↓↓↓

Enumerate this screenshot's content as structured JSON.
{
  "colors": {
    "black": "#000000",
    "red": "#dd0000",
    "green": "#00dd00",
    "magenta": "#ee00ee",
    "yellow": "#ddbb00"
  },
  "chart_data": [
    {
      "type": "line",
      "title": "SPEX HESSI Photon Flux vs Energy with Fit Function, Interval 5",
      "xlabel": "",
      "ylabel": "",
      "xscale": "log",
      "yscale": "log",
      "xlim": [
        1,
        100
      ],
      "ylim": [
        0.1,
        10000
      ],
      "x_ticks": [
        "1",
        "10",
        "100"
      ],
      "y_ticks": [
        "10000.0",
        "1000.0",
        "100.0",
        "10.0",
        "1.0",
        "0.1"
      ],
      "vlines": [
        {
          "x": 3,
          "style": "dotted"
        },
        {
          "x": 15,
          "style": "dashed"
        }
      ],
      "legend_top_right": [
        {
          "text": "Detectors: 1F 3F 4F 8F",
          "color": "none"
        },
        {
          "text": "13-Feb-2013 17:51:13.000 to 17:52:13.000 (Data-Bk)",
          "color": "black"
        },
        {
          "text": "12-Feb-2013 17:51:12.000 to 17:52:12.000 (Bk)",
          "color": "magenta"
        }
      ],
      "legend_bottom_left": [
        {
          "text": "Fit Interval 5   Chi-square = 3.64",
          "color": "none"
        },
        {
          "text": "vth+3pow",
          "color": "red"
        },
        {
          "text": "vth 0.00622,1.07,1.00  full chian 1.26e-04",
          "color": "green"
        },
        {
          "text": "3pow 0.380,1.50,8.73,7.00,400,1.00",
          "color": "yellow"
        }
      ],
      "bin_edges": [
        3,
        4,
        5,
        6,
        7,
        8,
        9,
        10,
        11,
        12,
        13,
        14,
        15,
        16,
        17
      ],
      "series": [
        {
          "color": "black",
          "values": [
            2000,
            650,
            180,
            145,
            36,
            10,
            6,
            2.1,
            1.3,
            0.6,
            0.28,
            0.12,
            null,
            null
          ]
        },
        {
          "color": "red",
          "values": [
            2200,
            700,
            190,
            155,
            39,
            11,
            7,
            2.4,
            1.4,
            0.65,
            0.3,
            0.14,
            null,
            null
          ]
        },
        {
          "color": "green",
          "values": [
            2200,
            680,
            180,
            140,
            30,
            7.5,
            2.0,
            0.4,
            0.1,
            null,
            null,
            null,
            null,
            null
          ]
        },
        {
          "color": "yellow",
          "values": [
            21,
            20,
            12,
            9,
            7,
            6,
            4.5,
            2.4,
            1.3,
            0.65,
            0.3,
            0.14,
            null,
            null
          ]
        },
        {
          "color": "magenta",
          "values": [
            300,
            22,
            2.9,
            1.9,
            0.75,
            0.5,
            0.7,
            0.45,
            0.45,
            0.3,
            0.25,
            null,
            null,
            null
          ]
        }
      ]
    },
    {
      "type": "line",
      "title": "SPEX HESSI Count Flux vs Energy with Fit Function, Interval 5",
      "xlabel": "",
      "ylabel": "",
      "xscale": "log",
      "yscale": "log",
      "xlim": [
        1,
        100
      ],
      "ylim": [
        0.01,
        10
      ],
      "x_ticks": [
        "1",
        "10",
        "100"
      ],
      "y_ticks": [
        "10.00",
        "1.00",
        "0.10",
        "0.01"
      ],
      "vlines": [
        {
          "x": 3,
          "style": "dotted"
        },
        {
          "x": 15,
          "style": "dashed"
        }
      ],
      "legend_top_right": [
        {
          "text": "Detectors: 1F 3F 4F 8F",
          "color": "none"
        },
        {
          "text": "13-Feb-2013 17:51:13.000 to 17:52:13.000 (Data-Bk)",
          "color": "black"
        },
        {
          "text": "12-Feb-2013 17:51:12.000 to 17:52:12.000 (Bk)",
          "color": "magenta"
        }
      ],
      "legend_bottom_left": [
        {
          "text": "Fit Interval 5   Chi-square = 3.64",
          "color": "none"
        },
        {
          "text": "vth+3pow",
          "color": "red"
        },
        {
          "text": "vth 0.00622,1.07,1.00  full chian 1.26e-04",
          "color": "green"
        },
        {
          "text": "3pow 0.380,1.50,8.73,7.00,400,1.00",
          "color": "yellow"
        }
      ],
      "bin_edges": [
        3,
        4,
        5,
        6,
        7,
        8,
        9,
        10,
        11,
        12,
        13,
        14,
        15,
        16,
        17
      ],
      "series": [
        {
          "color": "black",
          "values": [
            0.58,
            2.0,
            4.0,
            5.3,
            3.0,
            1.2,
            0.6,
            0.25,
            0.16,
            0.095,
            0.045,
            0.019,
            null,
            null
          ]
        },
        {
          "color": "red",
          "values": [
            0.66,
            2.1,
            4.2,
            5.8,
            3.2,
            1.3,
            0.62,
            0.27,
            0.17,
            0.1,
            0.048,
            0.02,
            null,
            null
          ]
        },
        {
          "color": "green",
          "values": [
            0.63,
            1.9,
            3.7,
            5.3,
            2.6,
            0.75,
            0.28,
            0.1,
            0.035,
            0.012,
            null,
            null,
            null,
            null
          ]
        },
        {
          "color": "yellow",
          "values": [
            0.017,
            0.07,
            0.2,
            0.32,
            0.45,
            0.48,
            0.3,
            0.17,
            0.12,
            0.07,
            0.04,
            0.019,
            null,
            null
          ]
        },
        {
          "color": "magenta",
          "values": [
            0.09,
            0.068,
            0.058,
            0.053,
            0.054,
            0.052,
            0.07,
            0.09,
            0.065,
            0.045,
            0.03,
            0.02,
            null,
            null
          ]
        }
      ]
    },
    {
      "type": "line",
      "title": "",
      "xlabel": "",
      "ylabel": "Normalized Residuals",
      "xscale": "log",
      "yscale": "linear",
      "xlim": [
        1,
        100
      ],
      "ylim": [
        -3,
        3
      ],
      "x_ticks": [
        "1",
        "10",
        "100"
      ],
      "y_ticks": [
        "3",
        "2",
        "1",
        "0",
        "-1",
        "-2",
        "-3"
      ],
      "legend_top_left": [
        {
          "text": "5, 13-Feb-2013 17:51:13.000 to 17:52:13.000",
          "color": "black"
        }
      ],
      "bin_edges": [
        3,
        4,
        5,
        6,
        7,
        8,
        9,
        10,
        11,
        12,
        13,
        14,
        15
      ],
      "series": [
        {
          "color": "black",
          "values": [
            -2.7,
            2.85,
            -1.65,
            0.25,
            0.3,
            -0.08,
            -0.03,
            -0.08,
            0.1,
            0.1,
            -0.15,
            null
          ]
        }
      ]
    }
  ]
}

↑↑↑
↓↓↓

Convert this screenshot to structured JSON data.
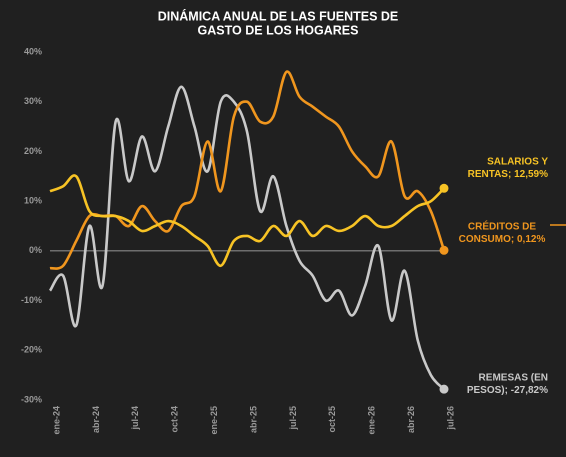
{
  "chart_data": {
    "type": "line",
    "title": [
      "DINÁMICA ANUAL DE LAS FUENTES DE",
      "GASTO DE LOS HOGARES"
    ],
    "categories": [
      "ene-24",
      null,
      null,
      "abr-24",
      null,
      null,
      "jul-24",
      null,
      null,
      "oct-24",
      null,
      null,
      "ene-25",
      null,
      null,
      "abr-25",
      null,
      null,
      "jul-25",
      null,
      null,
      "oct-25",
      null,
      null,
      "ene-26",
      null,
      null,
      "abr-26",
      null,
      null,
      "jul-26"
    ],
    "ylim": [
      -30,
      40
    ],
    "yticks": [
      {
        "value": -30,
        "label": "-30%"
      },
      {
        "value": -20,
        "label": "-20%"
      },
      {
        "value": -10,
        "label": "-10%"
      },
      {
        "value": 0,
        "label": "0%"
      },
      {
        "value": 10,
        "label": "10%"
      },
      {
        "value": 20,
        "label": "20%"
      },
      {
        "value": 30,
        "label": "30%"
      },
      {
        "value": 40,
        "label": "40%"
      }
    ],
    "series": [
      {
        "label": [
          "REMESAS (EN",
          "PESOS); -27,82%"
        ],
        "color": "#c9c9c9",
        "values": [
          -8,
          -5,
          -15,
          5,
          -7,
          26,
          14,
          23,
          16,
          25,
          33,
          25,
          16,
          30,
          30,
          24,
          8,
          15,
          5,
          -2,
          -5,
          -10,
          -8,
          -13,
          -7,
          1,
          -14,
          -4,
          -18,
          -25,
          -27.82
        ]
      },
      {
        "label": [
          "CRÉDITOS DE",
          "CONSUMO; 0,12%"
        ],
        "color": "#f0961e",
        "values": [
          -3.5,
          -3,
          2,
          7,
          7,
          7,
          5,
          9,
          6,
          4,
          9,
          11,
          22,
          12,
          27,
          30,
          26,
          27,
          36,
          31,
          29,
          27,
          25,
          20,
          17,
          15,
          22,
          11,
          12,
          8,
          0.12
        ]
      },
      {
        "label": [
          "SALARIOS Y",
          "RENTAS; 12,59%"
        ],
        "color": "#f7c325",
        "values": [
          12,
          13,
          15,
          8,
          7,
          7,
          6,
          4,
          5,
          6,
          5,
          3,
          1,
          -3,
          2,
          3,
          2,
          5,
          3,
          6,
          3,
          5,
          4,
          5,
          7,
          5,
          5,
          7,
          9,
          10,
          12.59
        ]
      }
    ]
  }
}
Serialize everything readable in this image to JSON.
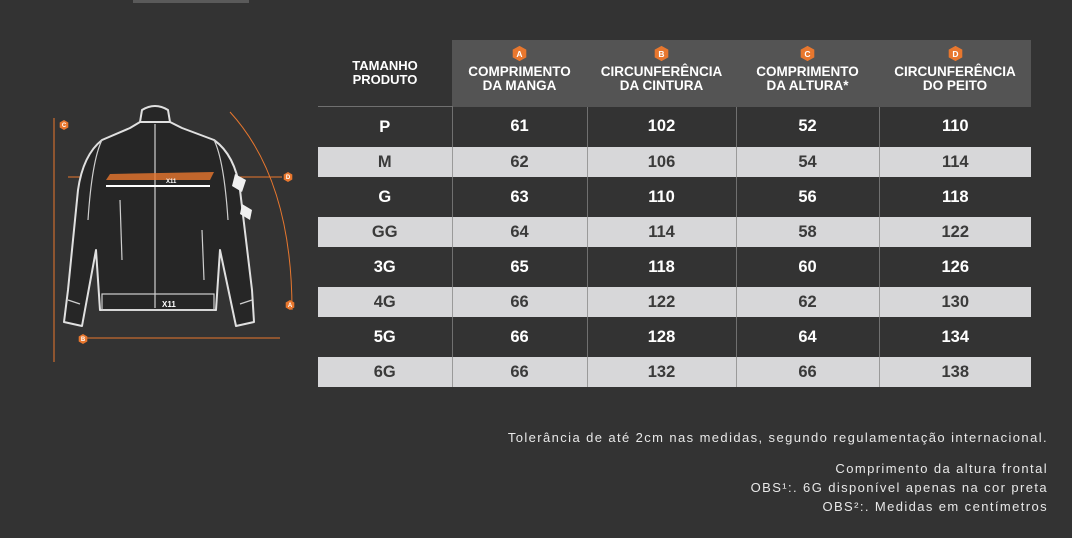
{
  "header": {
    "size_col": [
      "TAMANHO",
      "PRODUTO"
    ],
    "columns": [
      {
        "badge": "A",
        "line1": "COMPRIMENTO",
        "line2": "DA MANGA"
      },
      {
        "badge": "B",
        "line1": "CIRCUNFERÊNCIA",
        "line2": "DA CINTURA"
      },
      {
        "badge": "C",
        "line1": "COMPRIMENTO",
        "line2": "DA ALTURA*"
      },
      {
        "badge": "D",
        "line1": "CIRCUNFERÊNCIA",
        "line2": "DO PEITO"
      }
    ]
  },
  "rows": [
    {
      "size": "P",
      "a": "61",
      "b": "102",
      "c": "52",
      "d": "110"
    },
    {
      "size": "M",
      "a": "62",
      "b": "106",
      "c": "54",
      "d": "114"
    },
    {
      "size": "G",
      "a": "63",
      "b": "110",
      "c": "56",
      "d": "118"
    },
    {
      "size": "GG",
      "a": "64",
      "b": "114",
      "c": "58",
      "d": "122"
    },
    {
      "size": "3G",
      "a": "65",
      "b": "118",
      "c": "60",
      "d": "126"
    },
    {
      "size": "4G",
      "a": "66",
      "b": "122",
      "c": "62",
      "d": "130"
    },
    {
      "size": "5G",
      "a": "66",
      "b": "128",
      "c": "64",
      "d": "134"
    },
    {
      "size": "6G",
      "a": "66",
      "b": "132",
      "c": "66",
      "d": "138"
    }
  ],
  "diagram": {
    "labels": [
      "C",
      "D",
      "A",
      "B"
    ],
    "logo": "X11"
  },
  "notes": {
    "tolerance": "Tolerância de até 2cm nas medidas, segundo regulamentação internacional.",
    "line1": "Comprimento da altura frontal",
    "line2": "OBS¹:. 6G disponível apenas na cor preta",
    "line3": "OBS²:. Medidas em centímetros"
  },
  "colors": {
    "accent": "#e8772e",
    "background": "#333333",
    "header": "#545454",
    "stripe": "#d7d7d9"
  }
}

↑↑↑

Given instruction =
Select all lines in the listing above where the word "HESSI" appears, and show them.

Exercise solution =
      "title": "SPEX HESSI Photon Flux vs Energy with Fit Function, Interval 5",
      "title": "SPEX HESSI Count Flux vs Energy with Fit Function, Interval 5",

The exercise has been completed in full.